■ **TASK DETAILS**:
Please format every line of the entries below as a JSON list of strings, one string per line, with blank lines dropped and the pictures left out.

■ **RECORDS FOR PROCESSING**:
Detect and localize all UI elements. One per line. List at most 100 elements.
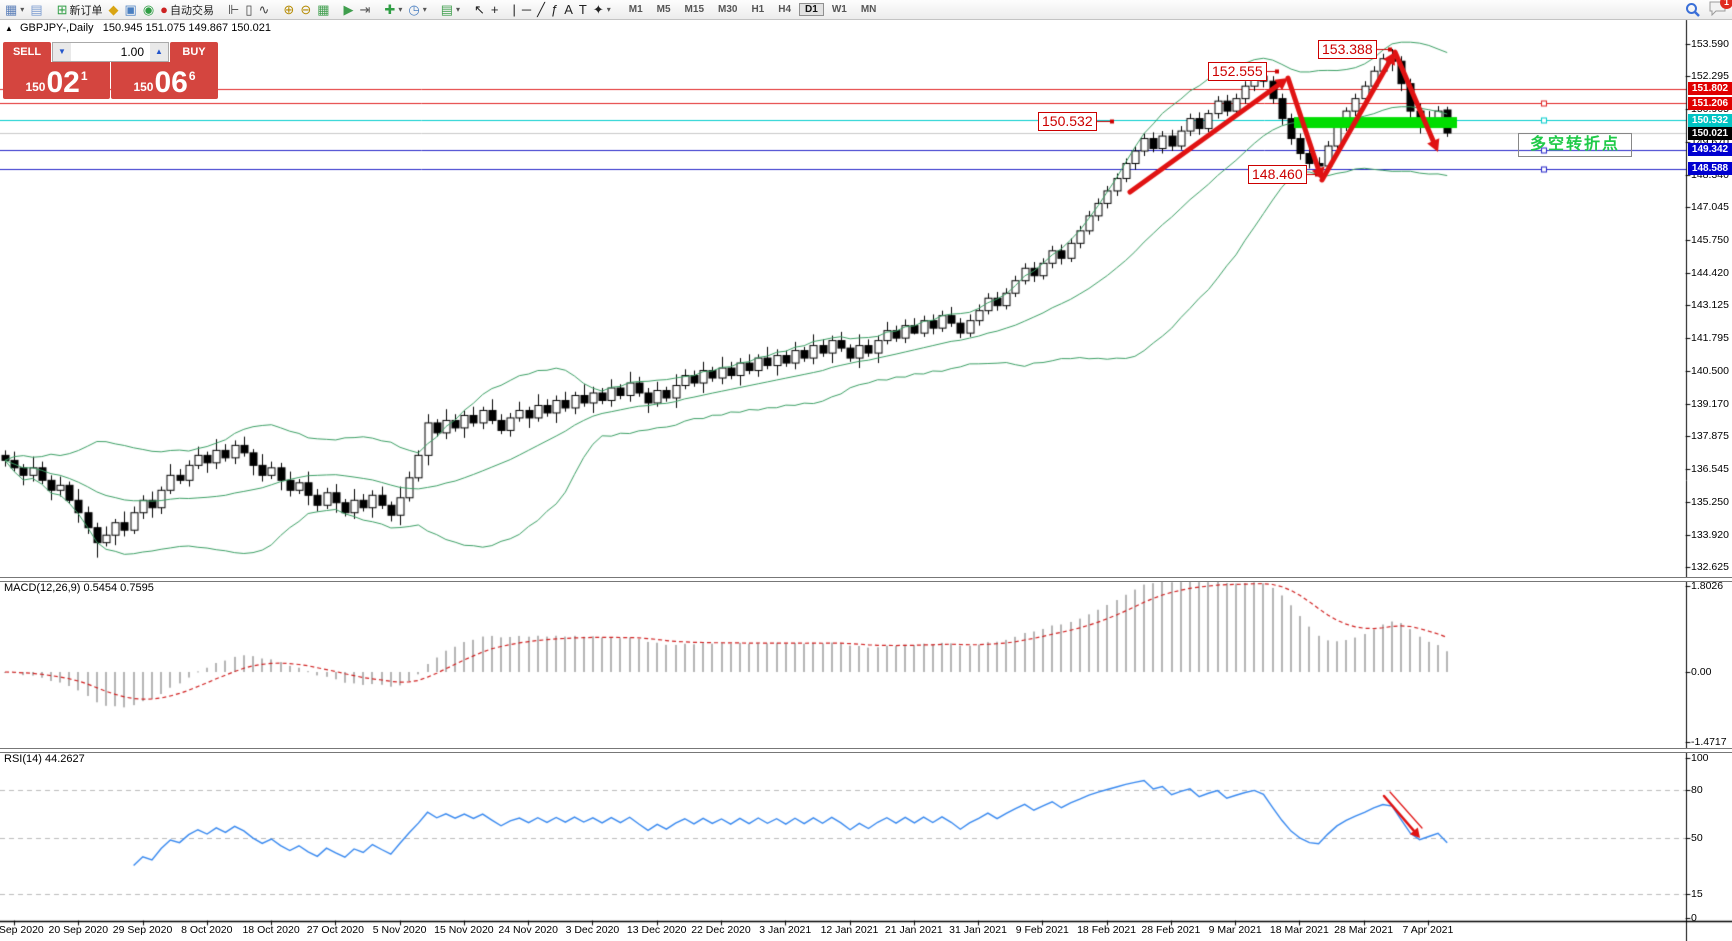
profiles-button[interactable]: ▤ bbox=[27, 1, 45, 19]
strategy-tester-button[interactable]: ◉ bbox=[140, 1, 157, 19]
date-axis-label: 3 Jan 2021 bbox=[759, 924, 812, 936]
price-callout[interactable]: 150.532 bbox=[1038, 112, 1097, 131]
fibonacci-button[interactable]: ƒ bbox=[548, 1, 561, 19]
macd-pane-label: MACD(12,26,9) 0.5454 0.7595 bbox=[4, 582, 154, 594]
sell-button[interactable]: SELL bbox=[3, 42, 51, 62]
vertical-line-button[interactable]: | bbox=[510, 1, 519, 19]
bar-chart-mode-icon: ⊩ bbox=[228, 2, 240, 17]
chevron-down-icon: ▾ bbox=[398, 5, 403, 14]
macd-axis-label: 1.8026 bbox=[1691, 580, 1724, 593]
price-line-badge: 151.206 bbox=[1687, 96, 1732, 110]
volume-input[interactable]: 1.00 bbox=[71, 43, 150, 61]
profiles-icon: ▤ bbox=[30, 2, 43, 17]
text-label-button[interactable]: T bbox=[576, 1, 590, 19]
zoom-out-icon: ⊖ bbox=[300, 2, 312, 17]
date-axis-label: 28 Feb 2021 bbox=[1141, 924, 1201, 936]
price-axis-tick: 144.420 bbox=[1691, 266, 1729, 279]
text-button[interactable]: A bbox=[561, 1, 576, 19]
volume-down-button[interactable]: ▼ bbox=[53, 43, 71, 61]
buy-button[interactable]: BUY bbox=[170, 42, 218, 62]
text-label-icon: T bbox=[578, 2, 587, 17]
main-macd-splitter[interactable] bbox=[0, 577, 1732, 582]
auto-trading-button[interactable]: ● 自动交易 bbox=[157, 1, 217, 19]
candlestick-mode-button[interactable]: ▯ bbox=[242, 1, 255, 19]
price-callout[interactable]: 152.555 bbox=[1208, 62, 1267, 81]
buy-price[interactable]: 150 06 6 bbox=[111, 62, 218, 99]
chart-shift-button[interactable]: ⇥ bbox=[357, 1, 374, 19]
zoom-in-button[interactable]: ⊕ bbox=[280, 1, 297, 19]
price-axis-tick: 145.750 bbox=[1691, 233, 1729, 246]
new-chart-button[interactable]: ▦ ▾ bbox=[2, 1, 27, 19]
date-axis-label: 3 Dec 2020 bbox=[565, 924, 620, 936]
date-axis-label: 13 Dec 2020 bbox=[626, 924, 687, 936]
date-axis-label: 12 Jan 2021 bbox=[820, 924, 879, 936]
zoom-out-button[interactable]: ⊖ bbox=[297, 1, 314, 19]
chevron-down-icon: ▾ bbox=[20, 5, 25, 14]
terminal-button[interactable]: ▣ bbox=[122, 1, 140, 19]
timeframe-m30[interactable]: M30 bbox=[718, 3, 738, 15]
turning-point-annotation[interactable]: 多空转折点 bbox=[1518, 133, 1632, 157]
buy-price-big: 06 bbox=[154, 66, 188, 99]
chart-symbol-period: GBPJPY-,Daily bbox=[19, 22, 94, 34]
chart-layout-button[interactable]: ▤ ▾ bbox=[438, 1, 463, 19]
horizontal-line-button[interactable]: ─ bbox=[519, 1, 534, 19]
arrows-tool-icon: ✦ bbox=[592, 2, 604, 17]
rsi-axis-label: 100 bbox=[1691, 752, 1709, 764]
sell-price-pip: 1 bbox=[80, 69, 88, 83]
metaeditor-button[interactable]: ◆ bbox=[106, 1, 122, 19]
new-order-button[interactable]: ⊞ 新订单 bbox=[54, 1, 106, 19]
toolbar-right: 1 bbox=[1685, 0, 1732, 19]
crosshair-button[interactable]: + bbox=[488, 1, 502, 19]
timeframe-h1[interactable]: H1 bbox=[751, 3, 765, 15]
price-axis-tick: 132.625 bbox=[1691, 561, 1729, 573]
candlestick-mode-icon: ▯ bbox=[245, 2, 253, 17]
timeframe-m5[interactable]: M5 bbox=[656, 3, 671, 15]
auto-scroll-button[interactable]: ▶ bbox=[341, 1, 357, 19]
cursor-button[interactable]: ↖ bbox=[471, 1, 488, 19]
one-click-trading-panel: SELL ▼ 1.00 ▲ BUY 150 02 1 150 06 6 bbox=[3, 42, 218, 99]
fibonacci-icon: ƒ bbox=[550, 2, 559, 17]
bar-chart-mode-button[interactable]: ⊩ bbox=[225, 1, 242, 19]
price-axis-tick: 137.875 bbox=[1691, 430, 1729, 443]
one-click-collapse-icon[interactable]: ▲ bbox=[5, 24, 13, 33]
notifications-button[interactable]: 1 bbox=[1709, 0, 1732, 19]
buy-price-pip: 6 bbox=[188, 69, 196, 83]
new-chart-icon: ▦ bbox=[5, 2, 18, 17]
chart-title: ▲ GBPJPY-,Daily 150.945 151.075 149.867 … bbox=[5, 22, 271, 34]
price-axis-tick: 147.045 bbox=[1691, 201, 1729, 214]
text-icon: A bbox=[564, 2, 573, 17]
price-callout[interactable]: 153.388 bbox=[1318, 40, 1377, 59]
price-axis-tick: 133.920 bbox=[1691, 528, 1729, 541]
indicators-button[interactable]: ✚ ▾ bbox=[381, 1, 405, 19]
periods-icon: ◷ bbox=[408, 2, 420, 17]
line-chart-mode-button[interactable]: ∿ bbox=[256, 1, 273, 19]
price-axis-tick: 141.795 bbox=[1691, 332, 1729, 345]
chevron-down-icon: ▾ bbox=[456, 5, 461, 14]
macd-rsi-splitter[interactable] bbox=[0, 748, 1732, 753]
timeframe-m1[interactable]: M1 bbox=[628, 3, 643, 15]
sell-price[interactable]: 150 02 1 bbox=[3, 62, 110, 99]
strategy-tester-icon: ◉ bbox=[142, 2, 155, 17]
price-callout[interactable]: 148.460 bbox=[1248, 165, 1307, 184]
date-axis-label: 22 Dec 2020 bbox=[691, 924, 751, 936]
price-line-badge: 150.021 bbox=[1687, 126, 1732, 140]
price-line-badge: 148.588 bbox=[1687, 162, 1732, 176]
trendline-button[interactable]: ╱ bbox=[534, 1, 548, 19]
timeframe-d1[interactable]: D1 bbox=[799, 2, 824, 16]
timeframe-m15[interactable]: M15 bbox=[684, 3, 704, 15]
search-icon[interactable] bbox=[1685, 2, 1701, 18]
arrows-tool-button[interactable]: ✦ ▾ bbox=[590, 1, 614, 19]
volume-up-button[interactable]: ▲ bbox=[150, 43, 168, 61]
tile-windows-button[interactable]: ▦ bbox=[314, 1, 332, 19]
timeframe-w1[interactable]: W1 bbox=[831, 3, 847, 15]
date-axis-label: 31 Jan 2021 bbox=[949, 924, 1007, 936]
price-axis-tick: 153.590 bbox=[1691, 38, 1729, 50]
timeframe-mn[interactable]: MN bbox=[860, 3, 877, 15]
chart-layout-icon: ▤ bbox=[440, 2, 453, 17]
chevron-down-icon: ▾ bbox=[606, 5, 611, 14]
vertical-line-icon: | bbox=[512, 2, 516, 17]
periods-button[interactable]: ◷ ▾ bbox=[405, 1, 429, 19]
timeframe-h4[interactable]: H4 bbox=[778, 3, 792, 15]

■ **FINAL RESULT**:
[
  "Detect and localize all UI elements. One per line. List at most 100 elements.",
  "profiles-button[interactable]: ▤ bbox=[27, 1, 45, 19]",
  "strategy-tester-button[interactable]: ◉ bbox=[140, 1, 157, 19]",
  "date-axis-label: 3 Jan 2021 bbox=[759, 924, 812, 936]",
  "price-callout[interactable]: 150.532 bbox=[1038, 112, 1097, 131]",
  "fibonacci-button[interactable]: ƒ bbox=[548, 1, 561, 19]",
  "macd-pane-label: MACD(12,26,9) 0.5454 0.7595 bbox=[4, 582, 154, 594]",
  "sell-button[interactable]: SELL bbox=[3, 42, 51, 62]",
  "vertical-line-button[interactable]: | bbox=[510, 1, 519, 19]",
  "bar-chart-mode-icon: ⊩ bbox=[228, 2, 240, 17]",
  "chevron-down-icon: ▾ bbox=[398, 5, 403, 14]",
  "macd-axis-label: 1.8026 bbox=[1691, 580, 1724, 593]",
  "price-line-badge: 151.206 bbox=[1687, 96, 1732, 110]",
  "volume-input[interactable]: 1.00 bbox=[71, 43, 150, 61]",
  "profiles-icon: ▤ bbox=[30, 2, 43, 17]",
  "text-label-button[interactable]: T bbox=[576, 1, 590, 19]",
  "zoom-out-icon: ⊖ bbox=[300, 2, 312, 17]",
  "date-axis-label: 28 Feb 2021 bbox=[1141, 924, 1201, 936]",
  "price-axis-tick: 144.420 bbox=[1691, 266, 1729, 279]",
  "text-button[interactable]: A bbox=[561, 1, 576, 19]",
  "volume-down-button[interactable]: ▼ bbox=[53, 43, 71, 61]",
  "buy-button[interactable]: BUY bbox=[170, 42, 218, 62]",
  "text-label-icon: T bbox=[578, 2, 587, 17]",
  "main-macd-splitter[interactable] bbox=[0, 577, 1732, 582]",
  "auto-trading-button[interactable]: ● 自动交易 bbox=[157, 1, 217, 19]",
  "candlestick-mode-button[interactable]: ▯ bbox=[242, 1, 255, 19]",
  "price-callout[interactable]: 152.555 bbox=[1208, 62, 1267, 81]",
  "buy-price[interactable]: 150 06 6 bbox=[111, 62, 218, 99]",
  "chart-shift-button[interactable]: ⇥ bbox=[357, 1, 374, 19]",
  "zoom-in-button[interactable]: ⊕ bbox=[280, 1, 297, 19]",
  "price-axis-tick: 145.750 bbox=[1691, 233, 1729, 246]",
  "new-chart-button[interactable]: ▦ ▾ bbox=[2, 1, 27, 19]",
  "date-axis-label: 3 Dec 2020 bbox=[565, 924, 620, 936]",
  "date-axis-label: 13 Dec 2020 bbox=[626, 924, 687, 936]",
  "date-axis-label: 12 Jan 2021 bbox=[820, 924, 879, 936]",
  "zoom-out-button[interactable]: ⊖ bbox=[297, 1, 314, 19]",
  "chevron-down-icon: ▾ bbox=[20, 5, 25, 14]",
  "terminal-button[interactable]: ▣ bbox=[122, 1, 140, 19]",
  "timeframe-m30[interactable]: M30 bbox=[718, 3, 738, 15]",
  "turning-point-annotation[interactable]: 多空转折点 bbox=[1518, 133, 1632, 157]",
  "buy-price-big: 06 bbox=[154, 66, 188, 99]",
  "chart-symbol-period: GBPJPY-,Daily bbox=[19, 22, 94, 34]",
  "chart-layout-button[interactable]: ▤ ▾ bbox=[438, 1, 463, 19]",
  "horizontal-line-button[interactable]: ─ bbox=[519, 1, 534, 19]",
  "arrows-tool-icon: ✦ bbox=[592, 2, 604, 17]",
  "rsi-axis-label: 100 bbox=[1691, 752, 1709, 764]",
  "sell-price-pip: 1 bbox=[80, 69, 88, 83]",
  "metaeditor-button[interactable]: ◆ bbox=[106, 1, 122, 19]",
  "new-order-button[interactable]: ⊞ 新订单 bbox=[54, 1, 106, 19]",
  "toolbar-right: 1 bbox=[1685, 0, 1732, 19]",
  "crosshair-button[interactable]: + bbox=[488, 1, 502, 19]",
  "timeframe-h1[interactable]: H1 bbox=[751, 3, 765, 15]",
  "price-axis-tick: 132.625 bbox=[1691, 561, 1729, 573]",
  "candlestick-mode-icon: ▯ bbox=[245, 2, 253, 17]",
  "timeframe-m5[interactable]: M5 bbox=[656, 3, 671, 15]",
  "auto-scroll-button[interactable]: ▶ bbox=[341, 1, 357, 19]",
  "cursor-button[interactable]: ↖ bbox=[471, 1, 488, 19]",
  "one-click-trading-panel: SELL ▼ 1.00 ▲ BUY 150 02 1 150 06 6 bbox=[3, 42, 218, 99]",
  "fibonacci-icon: ƒ bbox=[550, 2, 559, 17]",
  "bar-chart-mode-button[interactable]: ⊩ bbox=[225, 1, 242, 19]",
  "price-axis-tick: 137.875 bbox=[1691, 430, 1729, 443]",
  "one-click-collapse-icon[interactable]: ▲ bbox=[5, 24, 13, 33]",
  "notifications-button[interactable]: 1 bbox=[1709, 0, 1732, 19]",
  "buy-price-pip: 6 bbox=[188, 69, 196, 83]",
  "new-chart-icon: ▦ bbox=[5, 2, 18, 17]",
  "chart-title: ▲ GBPJPY-,Daily 150.945 151.075 149.867 … bbox=[5, 22, 271, 34]",
  "price-axis-tick: 147.045 bbox=[1691, 201, 1729, 214]",
  "text-icon: A bbox=[564, 2, 573, 17]",
  "price-callout[interactable]: 153.388 bbox=[1318, 40, 1377, 59]",
  "price-axis-tick: 133.920 bbox=[1691, 528, 1729, 541]",
  "indicators-button[interactable]: ✚ ▾ bbox=[381, 1, 405, 19]",
  "periods-icon: ◷ bbox=[408, 2, 420, 17]",
  "line-chart-mode-button[interactable]: ∿ bbox=[256, 1, 273, 19]",
  "price-axis-tick: 141.795 bbox=[1691, 332, 1729, 345]",
  "chevron-down-icon: ▾ bbox=[456, 5, 461, 14]",
  "macd-rsi-splitter[interactable] bbox=[0, 748, 1732, 753]",
  "timeframe-m1[interactable]: M1 bbox=[628, 3, 643, 15]",
  "sell-price[interactable]: 150 02 1 bbox=[3, 62, 110, 99]",
  "strategy-tester-icon: ◉ bbox=[142, 2, 155, 17]",
  "price-callout[interactable]: 148.460 bbox=[1248, 165, 1307, 184]",
  "date-axis-label: 22 Dec 2020 bbox=[691, 924, 751, 936]",
  "price-line-badge: 150.021 bbox=[1687, 126, 1732, 140]",
  "price-line-badge: 148.588 bbox=[1687, 162, 1732, 176]",
  "trendline-button[interactable]: ╱ bbox=[534, 1, 548, 19]",
  "timeframe-d1[interactable]: D1 bbox=[799, 2, 824, 16]",
  "timeframe-m15[interactable]: M15 bbox=[684, 3, 704, 15]",
  "search-icon[interactable] bbox=[1685, 2, 1701, 18]",
  "arrows-tool-button[interactable]: ✦ ▾ bbox=[590, 1, 614, 19]",
  "volume-up-button[interactable]: ▲ bbox=[150, 43, 168, 61]",
  "tile-windows-button[interactable]: ▦ bbox=[314, 1, 332, 19]",
  "timeframe-w1[interactable]: W1 bbox=[831, 3, 847, 15]",
  "date-axis-label: 31 Jan 2021 bbox=[949, 924, 1007, 936]",
  "price-axis-tick: 153.590 bbox=[1691, 38, 1729, 50]",
  "timeframe-mn[interactable]: MN bbox=[860, 3, 877, 15]",
  "chart-layout-icon: ▤ bbox=[440, 2, 453, 17]",
  "chevron-down-icon: ▾ bbox=[606, 5, 611, 14]",
  "vertical-line-icon: | bbox=[512, 2, 516, 17]",
  "periods-button[interactable]: ◷ ▾ bbox=[405, 1, 429, 19]",
  "timeframe-h4[interactable]: H4 bbox=[778, 3, 792, 15]"
]